##### Raw records

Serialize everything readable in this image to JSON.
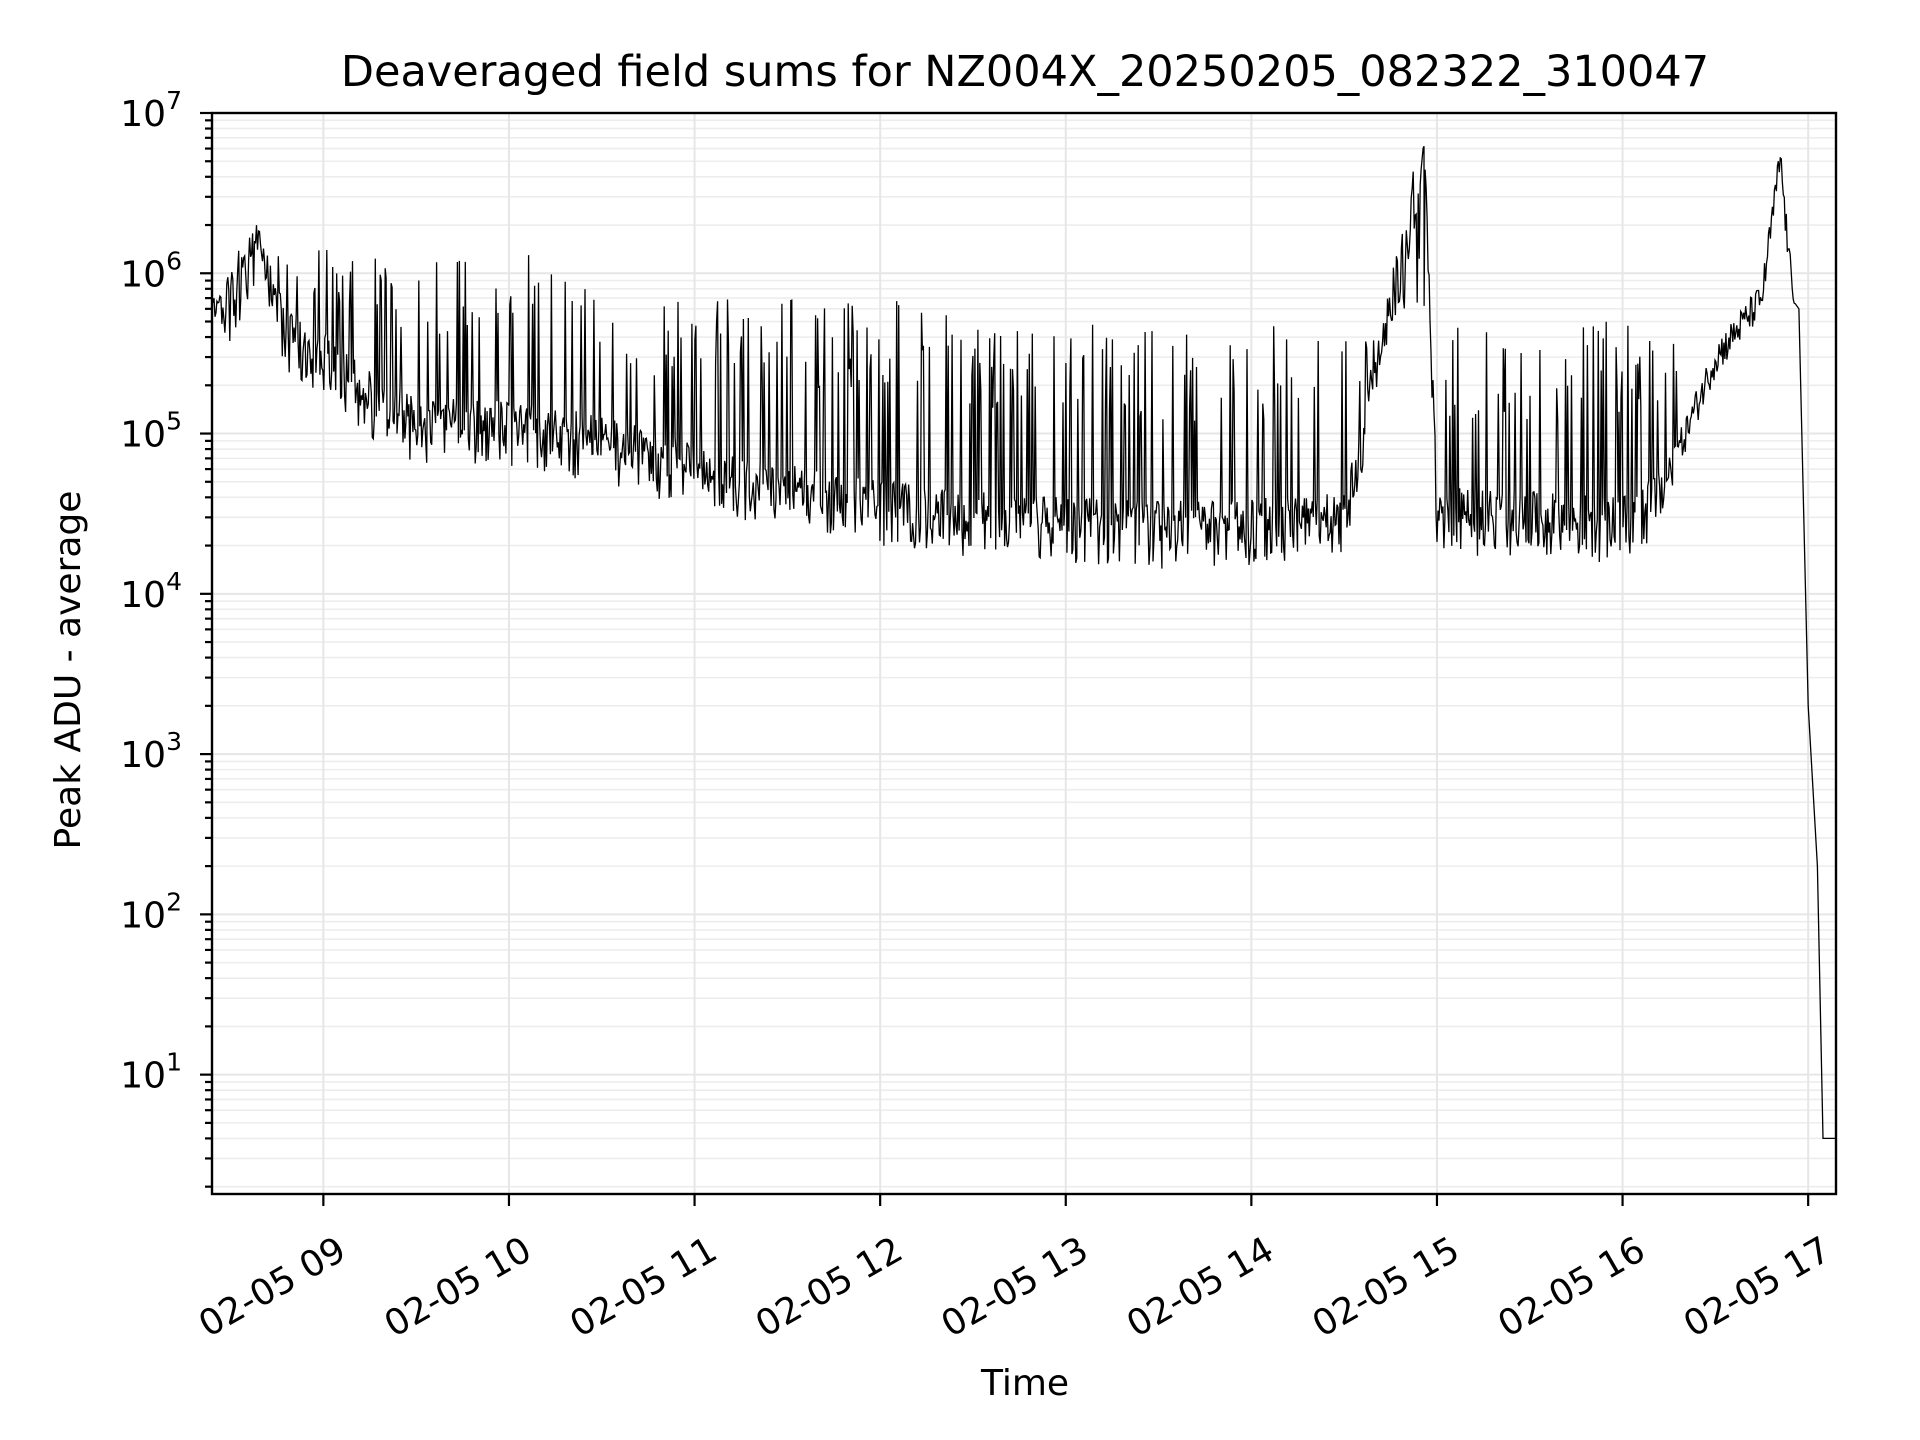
{
  "chart_data": {
    "type": "line",
    "title": "Deaveraged field sums for NZ004X_20250205_082322_310047",
    "xlabel": "Time",
    "ylabel": "Peak ADU - average",
    "x_ticks": [
      "02-05 09",
      "02-05 10",
      "02-05 11",
      "02-05 12",
      "02-05 13",
      "02-05 14",
      "02-05 15",
      "02-05 16",
      "02-05 17"
    ],
    "x_tick_hours": [
      9,
      10,
      11,
      12,
      13,
      14,
      15,
      16,
      17
    ],
    "xlim_hours": [
      8.4,
      17.15
    ],
    "y_scale": "log",
    "y_ticks": [
      {
        "base": "10",
        "exp": "1",
        "value": 10
      },
      {
        "base": "10",
        "exp": "2",
        "value": 100
      },
      {
        "base": "10",
        "exp": "3",
        "value": 1000
      },
      {
        "base": "10",
        "exp": "4",
        "value": 10000
      },
      {
        "base": "10",
        "exp": "5",
        "value": 100000
      },
      {
        "base": "10",
        "exp": "6",
        "value": 1000000
      },
      {
        "base": "10",
        "exp": "7",
        "value": 10000000
      }
    ],
    "ylim": [
      1.8,
      10000000
    ],
    "grid": true,
    "line_color": "#000000",
    "series": [
      {
        "values_approx": [
          {
            "t": 8.4,
            "y": 620000
          },
          {
            "t": 8.55,
            "y": 700000
          },
          {
            "t": 8.63,
            "y": 1600000
          },
          {
            "t": 8.8,
            "y": 400000
          },
          {
            "t": 9.0,
            "y": 300000
          },
          {
            "t": 9.3,
            "y": 150000
          },
          {
            "t": 9.5,
            "y": 120000
          },
          {
            "t": 10.0,
            "y": 110000
          },
          {
            "t": 10.5,
            "y": 90000
          },
          {
            "t": 11.0,
            "y": 60000
          },
          {
            "t": 11.5,
            "y": 45000
          },
          {
            "t": 12.0,
            "y": 35000
          },
          {
            "t": 12.5,
            "y": 30000
          },
          {
            "t": 13.0,
            "y": 28000
          },
          {
            "t": 13.5,
            "y": 26000
          },
          {
            "t": 14.0,
            "y": 27000
          },
          {
            "t": 14.5,
            "y": 30000
          },
          {
            "t": 14.93,
            "y": 6200000
          },
          {
            "t": 15.0,
            "y": 32000
          },
          {
            "t": 15.5,
            "y": 30000
          },
          {
            "t": 16.0,
            "y": 28000
          },
          {
            "t": 16.2,
            "y": 40000
          },
          {
            "t": 16.5,
            "y": 300000
          },
          {
            "t": 16.75,
            "y": 700000
          },
          {
            "t": 16.85,
            "y": 5300000
          },
          {
            "t": 16.9,
            "y": 1100000
          },
          {
            "t": 16.95,
            "y": 600000
          },
          {
            "t": 17.0,
            "y": 2000
          },
          {
            "t": 17.05,
            "y": 200
          },
          {
            "t": 17.08,
            "y": 4
          },
          {
            "t": 17.15,
            "y": 4
          }
        ]
      }
    ]
  }
}
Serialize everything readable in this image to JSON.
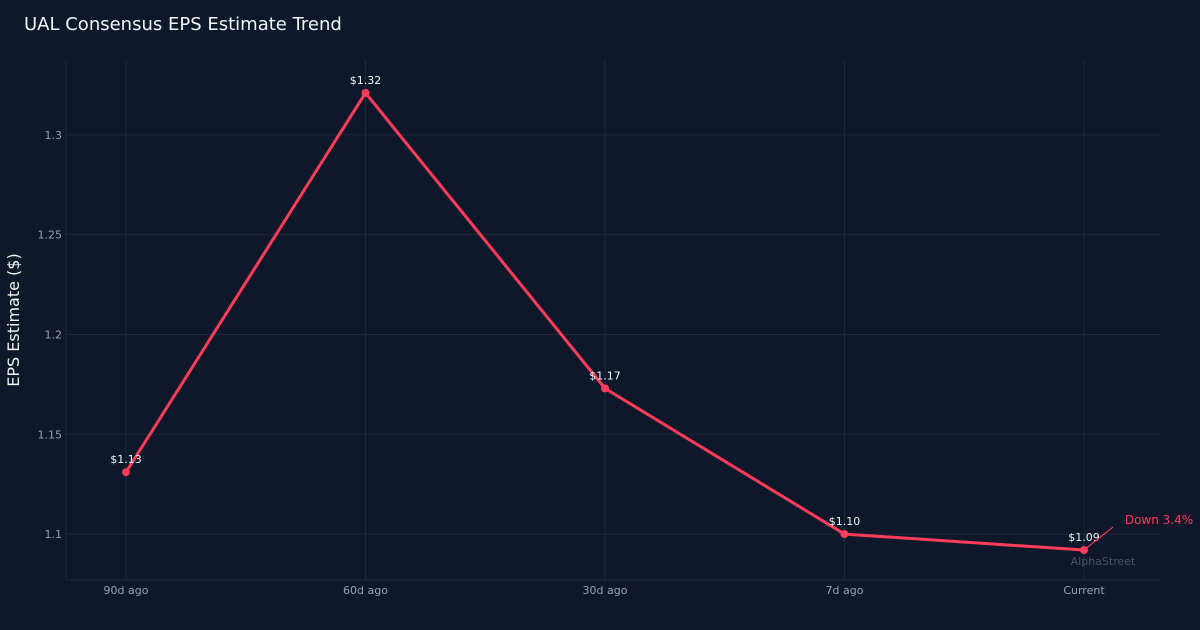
{
  "chart_data": {
    "type": "line",
    "title": "UAL Consensus EPS Estimate Trend",
    "xlabel": "",
    "ylabel": "EPS Estimate ($)",
    "categories": [
      "90d ago",
      "60d ago",
      "30d ago",
      "7d ago",
      "Current"
    ],
    "values": [
      1.131,
      1.321,
      1.173,
      1.1,
      1.092
    ],
    "data_labels": [
      "$1.13",
      "$1.32",
      "$1.17",
      "$1.10",
      "$1.09"
    ],
    "ylim": [
      1.077,
      1.3375
    ],
    "y_ticks": [
      1.1,
      1.15,
      1.2,
      1.25,
      1.3
    ],
    "y_tick_labels": [
      "1.1",
      "1.15",
      "1.2",
      "1.25",
      "1.3"
    ],
    "grid": true,
    "legend": "none",
    "annotation": {
      "text": "Down 3.4%",
      "target": "Current",
      "color": "#ff3d5a"
    },
    "watermark": "AlphaStreet",
    "colors": {
      "background": "#0f172a",
      "line": "#ff3d5a",
      "grid": "#1e293b",
      "tick_text": "#94a3b8",
      "title_text": "#f1f5f9",
      "watermark_text": "#475569"
    }
  }
}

##########

Work to complete:
Retype every entry verbatim and exclude the pictures from the copy.

Full answer:
Serialize everything readable in this image to JSON.
{
  "chart_data": {
    "type": "line",
    "title": "Deaveraged field sums for NZ004X_20250205_082322_310047",
    "xlabel": "Time",
    "ylabel": "Peak ADU - average",
    "x_ticks": [
      "02-05 09",
      "02-05 10",
      "02-05 11",
      "02-05 12",
      "02-05 13",
      "02-05 14",
      "02-05 15",
      "02-05 16",
      "02-05 17"
    ],
    "x_tick_hours": [
      9,
      10,
      11,
      12,
      13,
      14,
      15,
      16,
      17
    ],
    "xlim_hours": [
      8.4,
      17.15
    ],
    "y_scale": "log",
    "y_ticks": [
      {
        "base": "10",
        "exp": "1",
        "value": 10
      },
      {
        "base": "10",
        "exp": "2",
        "value": 100
      },
      {
        "base": "10",
        "exp": "3",
        "value": 1000
      },
      {
        "base": "10",
        "exp": "4",
        "value": 10000
      },
      {
        "base": "10",
        "exp": "5",
        "value": 100000
      },
      {
        "base": "10",
        "exp": "6",
        "value": 1000000
      },
      {
        "base": "10",
        "exp": "7",
        "value": 10000000
      }
    ],
    "ylim": [
      1.8,
      10000000
    ],
    "grid": true,
    "line_color": "#000000",
    "series": [
      {
        "values_approx": [
          {
            "t": 8.4,
            "y": 620000
          },
          {
            "t": 8.55,
            "y": 700000
          },
          {
            "t": 8.63,
            "y": 1600000
          },
          {
            "t": 8.8,
            "y": 400000
          },
          {
            "t": 9.0,
            "y": 300000
          },
          {
            "t": 9.3,
            "y": 150000
          },
          {
            "t": 9.5,
            "y": 120000
          },
          {
            "t": 10.0,
            "y": 110000
          },
          {
            "t": 10.5,
            "y": 90000
          },
          {
            "t": 11.0,
            "y": 60000
          },
          {
            "t": 11.5,
            "y": 45000
          },
          {
            "t": 12.0,
            "y": 35000
          },
          {
            "t": 12.5,
            "y": 30000
          },
          {
            "t": 13.0,
            "y": 28000
          },
          {
            "t": 13.5,
            "y": 26000
          },
          {
            "t": 14.0,
            "y": 27000
          },
          {
            "t": 14.5,
            "y": 30000
          },
          {
            "t": 14.93,
            "y": 6200000
          },
          {
            "t": 15.0,
            "y": 32000
          },
          {
            "t": 15.5,
            "y": 30000
          },
          {
            "t": 16.0,
            "y": 28000
          },
          {
            "t": 16.2,
            "y": 40000
          },
          {
            "t": 16.5,
            "y": 300000
          },
          {
            "t": 16.75,
            "y": 700000
          },
          {
            "t": 16.85,
            "y": 5300000
          },
          {
            "t": 16.9,
            "y": 1100000
          },
          {
            "t": 16.95,
            "y": 600000
          },
          {
            "t": 17.0,
            "y": 2000
          },
          {
            "t": 17.05,
            "y": 200
          },
          {
            "t": 17.08,
            "y": 4
          },
          {
            "t": 17.15,
            "y": 4
          }
        ]
      }
    ]
  }
}
Serialize everything readable in this image to JSON.
{
  "chart_data": {
    "type": "line",
    "title": "UAL Consensus EPS Estimate Trend",
    "xlabel": "",
    "ylabel": "EPS Estimate ($)",
    "categories": [
      "90d ago",
      "60d ago",
      "30d ago",
      "7d ago",
      "Current"
    ],
    "values": [
      1.131,
      1.321,
      1.173,
      1.1,
      1.092
    ],
    "data_labels": [
      "$1.13",
      "$1.32",
      "$1.17",
      "$1.10",
      "$1.09"
    ],
    "ylim": [
      1.077,
      1.3375
    ],
    "y_ticks": [
      1.1,
      1.15,
      1.2,
      1.25,
      1.3
    ],
    "y_tick_labels": [
      "1.1",
      "1.15",
      "1.2",
      "1.25",
      "1.3"
    ],
    "grid": true,
    "legend": "none",
    "annotation": {
      "text": "Down 3.4%",
      "target": "Current",
      "color": "#ff3d5a"
    },
    "watermark": "AlphaStreet",
    "colors": {
      "background": "#0f172a",
      "line": "#ff3d5a",
      "grid": "#1e293b",
      "tick_text": "#94a3b8",
      "title_text": "#f1f5f9",
      "watermark_text": "#475569"
    }
  }
}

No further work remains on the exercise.